Make an exact copy of the lines, leaving the pictures out.

[START OF MATERIAL SUPPLIED]

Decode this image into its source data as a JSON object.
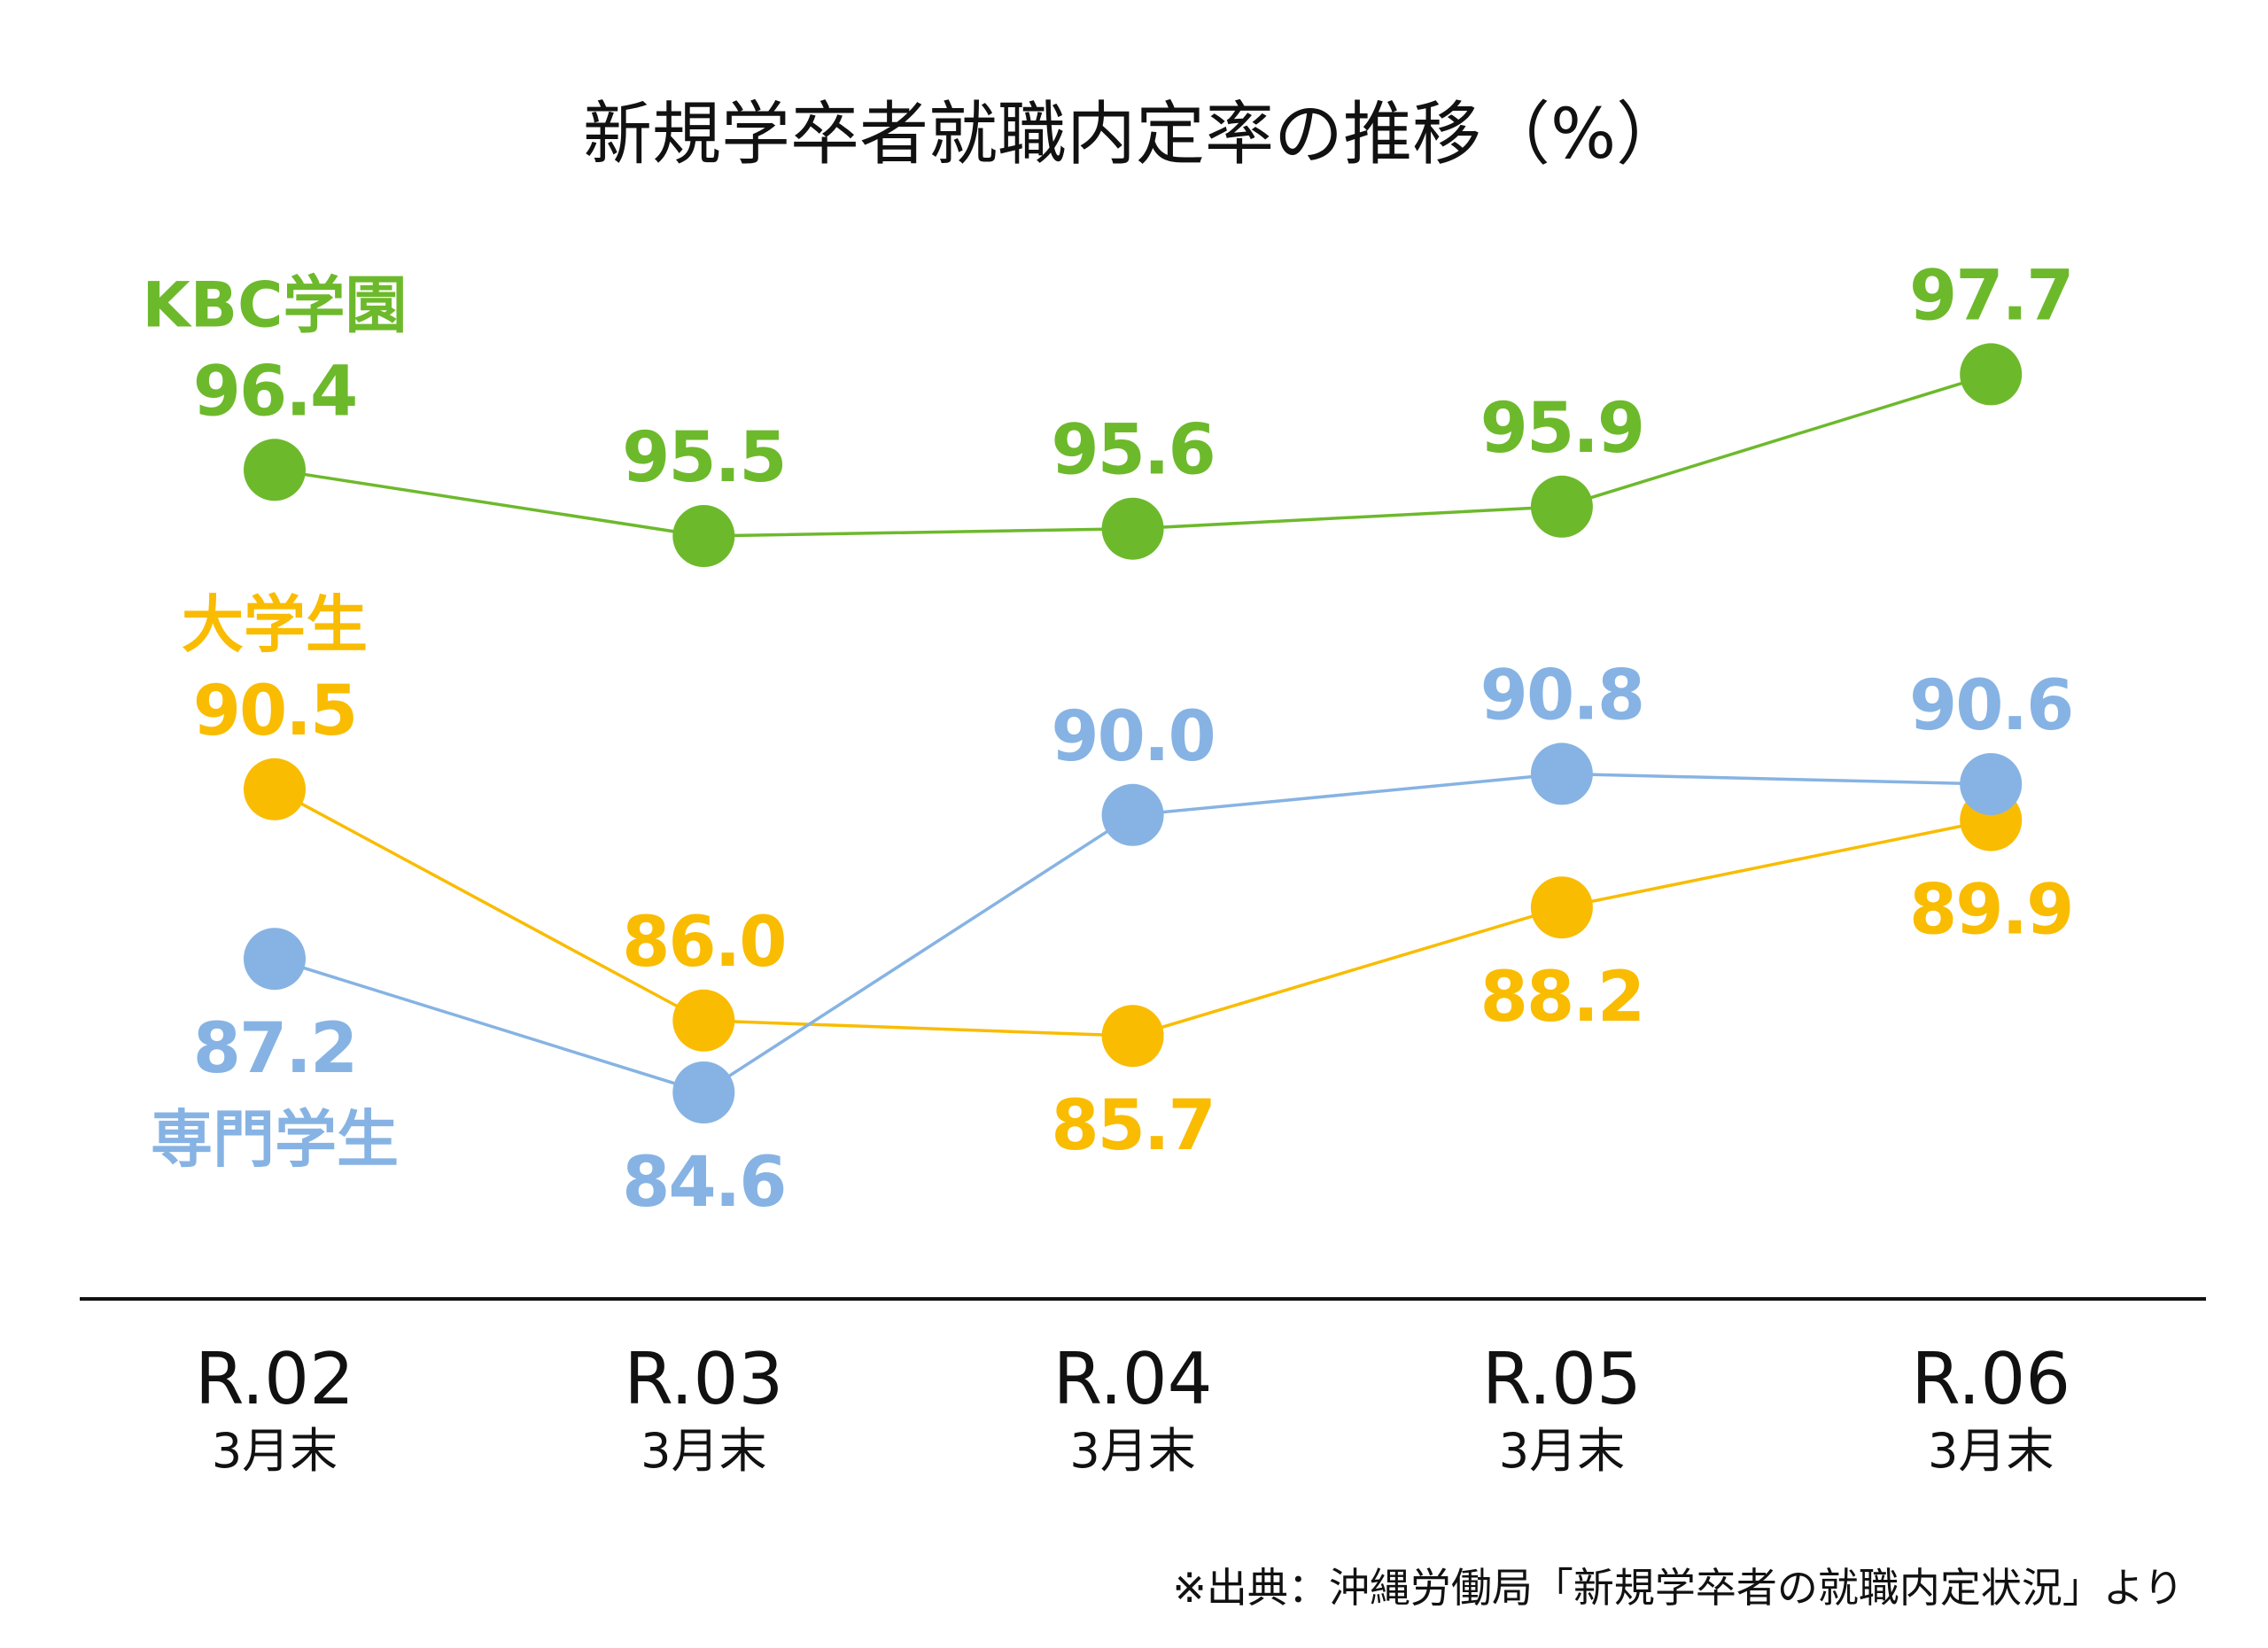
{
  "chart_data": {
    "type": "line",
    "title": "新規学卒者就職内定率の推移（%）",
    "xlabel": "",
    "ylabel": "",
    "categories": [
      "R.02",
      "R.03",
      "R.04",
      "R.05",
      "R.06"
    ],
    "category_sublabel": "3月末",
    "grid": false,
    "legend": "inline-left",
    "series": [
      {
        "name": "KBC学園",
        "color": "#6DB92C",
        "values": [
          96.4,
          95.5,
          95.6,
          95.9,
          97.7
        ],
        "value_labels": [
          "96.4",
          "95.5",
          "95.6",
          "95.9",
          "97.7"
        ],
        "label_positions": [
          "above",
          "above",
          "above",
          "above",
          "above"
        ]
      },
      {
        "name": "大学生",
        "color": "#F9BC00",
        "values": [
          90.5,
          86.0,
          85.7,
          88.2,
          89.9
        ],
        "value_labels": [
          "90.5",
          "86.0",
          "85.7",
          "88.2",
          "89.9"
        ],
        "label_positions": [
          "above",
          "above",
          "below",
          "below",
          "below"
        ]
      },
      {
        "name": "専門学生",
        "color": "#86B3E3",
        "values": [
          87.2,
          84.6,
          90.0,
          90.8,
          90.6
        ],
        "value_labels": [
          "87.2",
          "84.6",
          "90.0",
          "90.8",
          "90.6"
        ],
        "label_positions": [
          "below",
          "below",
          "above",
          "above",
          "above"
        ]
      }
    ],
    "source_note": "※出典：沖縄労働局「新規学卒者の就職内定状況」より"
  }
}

[END OF MATERIAL SUPPLIED]

SOLUTION:
Decode this image into its source data as a JSON object.
{
  "chart_data": {
    "type": "line",
    "title": "新規学卒者就職内定率の推移（%）",
    "xlabel": "",
    "ylabel": "",
    "categories": [
      "R.02",
      "R.03",
      "R.04",
      "R.05",
      "R.06"
    ],
    "category_sublabel": "3月末",
    "grid": false,
    "legend": "inline-left",
    "series": [
      {
        "name": "KBC学園",
        "color": "#6DB92C",
        "values": [
          96.4,
          95.5,
          95.6,
          95.9,
          97.7
        ],
        "value_labels": [
          "96.4",
          "95.5",
          "95.6",
          "95.9",
          "97.7"
        ],
        "label_positions": [
          "above",
          "above",
          "above",
          "above",
          "above"
        ]
      },
      {
        "name": "大学生",
        "color": "#F9BC00",
        "values": [
          90.5,
          86.0,
          85.7,
          88.2,
          89.9
        ],
        "value_labels": [
          "90.5",
          "86.0",
          "85.7",
          "88.2",
          "89.9"
        ],
        "label_positions": [
          "above",
          "above",
          "below",
          "below",
          "below"
        ]
      },
      {
        "name": "専門学生",
        "color": "#86B3E3",
        "values": [
          87.2,
          84.6,
          90.0,
          90.8,
          90.6
        ],
        "value_labels": [
          "87.2",
          "84.6",
          "90.0",
          "90.8",
          "90.6"
        ],
        "label_positions": [
          "below",
          "below",
          "above",
          "above",
          "above"
        ]
      }
    ],
    "source_note": "※出典：沖縄労働局「新規学卒者の就職内定状況」より"
  }
}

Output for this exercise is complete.